- [SHORT PROBLEM] Would you quote every entry exactly, dropping only the pictures?

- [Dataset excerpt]
====================
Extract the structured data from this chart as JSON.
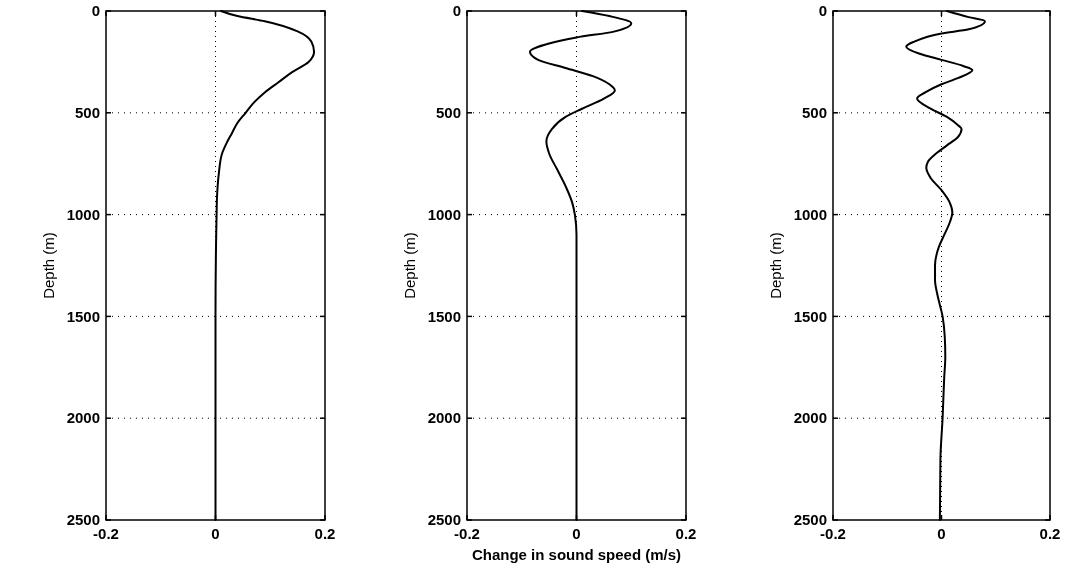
{
  "chart_data": [
    {
      "type": "line",
      "ylabel": "Depth (m)",
      "xlim": [
        -0.2,
        0.2
      ],
      "xticks": [
        -0.2,
        0,
        0.2
      ],
      "ylim": [
        2500,
        0
      ],
      "yticks": [
        0,
        500,
        1000,
        1500,
        2000,
        2500
      ],
      "grid": true,
      "line_style": "solid",
      "series": [
        {
          "color": "#000000",
          "x": [
            0.01,
            0.04,
            0.09,
            0.15,
            0.175,
            0.18,
            0.17,
            0.14,
            0.115,
            0.09,
            0.07,
            0.055,
            0.04,
            0.03,
            0.02,
            0.012,
            0.006,
            0.003,
            0.002,
            0,
            0
          ],
          "values": [
            0,
            25,
            50,
            100,
            150,
            200,
            250,
            300,
            350,
            400,
            450,
            500,
            550,
            600,
            650,
            700,
            800,
            900,
            1000,
            1500,
            2500
          ]
        }
      ]
    },
    {
      "type": "line",
      "ylabel": "Depth (m)",
      "xlabel": "Change in sound speed (m/s)",
      "xlim": [
        -0.2,
        0.2
      ],
      "xticks": [
        -0.2,
        0,
        0.2
      ],
      "ylim": [
        2500,
        0
      ],
      "yticks": [
        0,
        500,
        1000,
        1500,
        2000,
        2500
      ],
      "grid": true,
      "line_style": "solid",
      "series": [
        {
          "color": "#000000",
          "x": [
            0.01,
            0.06,
            0.1,
            0.07,
            0,
            -0.05,
            -0.085,
            -0.07,
            -0.02,
            0.03,
            0.06,
            0.07,
            0.05,
            0.01,
            -0.02,
            -0.045,
            -0.055,
            -0.05,
            -0.035,
            -0.02,
            -0.008,
            -0.003,
            0,
            0
          ],
          "values": [
            0,
            25,
            60,
            100,
            130,
            160,
            200,
            240,
            280,
            320,
            360,
            390,
            430,
            480,
            520,
            580,
            640,
            700,
            780,
            860,
            940,
            1000,
            1100,
            2500
          ]
        }
      ]
    },
    {
      "type": "line",
      "ylabel": "Depth (m)",
      "xlim": [
        -0.2,
        0.2
      ],
      "xticks": [
        -0.2,
        0,
        0.2
      ],
      "ylim": [
        2500,
        0
      ],
      "yticks": [
        0,
        500,
        1000,
        1500,
        2000,
        2500
      ],
      "grid": true,
      "line_style": "solid",
      "series": [
        {
          "color": "#000000",
          "x": [
            0.01,
            0.05,
            0.08,
            0.05,
            0,
            -0.05,
            -0.065,
            -0.04,
            0,
            0.04,
            0.057,
            0.03,
            0,
            -0.03,
            -0.045,
            -0.02,
            0.01,
            0.03,
            0.037,
            0.03,
            0.01,
            -0.01,
            -0.025,
            -0.028,
            -0.02,
            0,
            0.015,
            0.02,
            0.015,
            0.005,
            -0.005,
            -0.012,
            -0.012,
            -0.007,
            0.002,
            0.006,
            0.007,
            0.005,
            0.002,
            -0.002,
            -0.003
          ],
          "values": [
            0,
            30,
            50,
            90,
            110,
            150,
            175,
            210,
            240,
            270,
            290,
            330,
            360,
            400,
            430,
            480,
            520,
            560,
            580,
            620,
            660,
            700,
            740,
            770,
            820,
            880,
            940,
            990,
            1040,
            1100,
            1160,
            1250,
            1320,
            1400,
            1500,
            1600,
            1700,
            1800,
            2000,
            2200,
            2500
          ]
        }
      ]
    }
  ]
}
====================
- [REPLY]
Extract the structured data from this chart as JSON.
{
  "chart_data": [
    {
      "type": "line",
      "ylabel": "Depth (m)",
      "xlim": [
        -0.2,
        0.2
      ],
      "xticks": [
        -0.2,
        0,
        0.2
      ],
      "ylim": [
        2500,
        0
      ],
      "yticks": [
        0,
        500,
        1000,
        1500,
        2000,
        2500
      ],
      "grid": true,
      "line_style": "solid",
      "series": [
        {
          "color": "#000000",
          "x": [
            0.01,
            0.04,
            0.09,
            0.15,
            0.175,
            0.18,
            0.17,
            0.14,
            0.115,
            0.09,
            0.07,
            0.055,
            0.04,
            0.03,
            0.02,
            0.012,
            0.006,
            0.003,
            0.002,
            0,
            0
          ],
          "values": [
            0,
            25,
            50,
            100,
            150,
            200,
            250,
            300,
            350,
            400,
            450,
            500,
            550,
            600,
            650,
            700,
            800,
            900,
            1000,
            1500,
            2500
          ]
        }
      ]
    },
    {
      "type": "line",
      "ylabel": "Depth (m)",
      "xlabel": "Change in sound speed (m/s)",
      "xlim": [
        -0.2,
        0.2
      ],
      "xticks": [
        -0.2,
        0,
        0.2
      ],
      "ylim": [
        2500,
        0
      ],
      "yticks": [
        0,
        500,
        1000,
        1500,
        2000,
        2500
      ],
      "grid": true,
      "line_style": "solid",
      "series": [
        {
          "color": "#000000",
          "x": [
            0.01,
            0.06,
            0.1,
            0.07,
            0,
            -0.05,
            -0.085,
            -0.07,
            -0.02,
            0.03,
            0.06,
            0.07,
            0.05,
            0.01,
            -0.02,
            -0.045,
            -0.055,
            -0.05,
            -0.035,
            -0.02,
            -0.008,
            -0.003,
            0,
            0
          ],
          "values": [
            0,
            25,
            60,
            100,
            130,
            160,
            200,
            240,
            280,
            320,
            360,
            390,
            430,
            480,
            520,
            580,
            640,
            700,
            780,
            860,
            940,
            1000,
            1100,
            2500
          ]
        }
      ]
    },
    {
      "type": "line",
      "ylabel": "Depth (m)",
      "xlim": [
        -0.2,
        0.2
      ],
      "xticks": [
        -0.2,
        0,
        0.2
      ],
      "ylim": [
        2500,
        0
      ],
      "yticks": [
        0,
        500,
        1000,
        1500,
        2000,
        2500
      ],
      "grid": true,
      "line_style": "solid",
      "series": [
        {
          "color": "#000000",
          "x": [
            0.01,
            0.05,
            0.08,
            0.05,
            0,
            -0.05,
            -0.065,
            -0.04,
            0,
            0.04,
            0.057,
            0.03,
            0,
            -0.03,
            -0.045,
            -0.02,
            0.01,
            0.03,
            0.037,
            0.03,
            0.01,
            -0.01,
            -0.025,
            -0.028,
            -0.02,
            0,
            0.015,
            0.02,
            0.015,
            0.005,
            -0.005,
            -0.012,
            -0.012,
            -0.007,
            0.002,
            0.006,
            0.007,
            0.005,
            0.002,
            -0.002,
            -0.003
          ],
          "values": [
            0,
            30,
            50,
            90,
            110,
            150,
            175,
            210,
            240,
            270,
            290,
            330,
            360,
            400,
            430,
            480,
            520,
            560,
            580,
            620,
            660,
            700,
            740,
            770,
            820,
            880,
            940,
            990,
            1040,
            1100,
            1160,
            1250,
            1320,
            1400,
            1500,
            1600,
            1700,
            1800,
            2000,
            2200,
            2500
          ]
        }
      ]
    }
  ]
}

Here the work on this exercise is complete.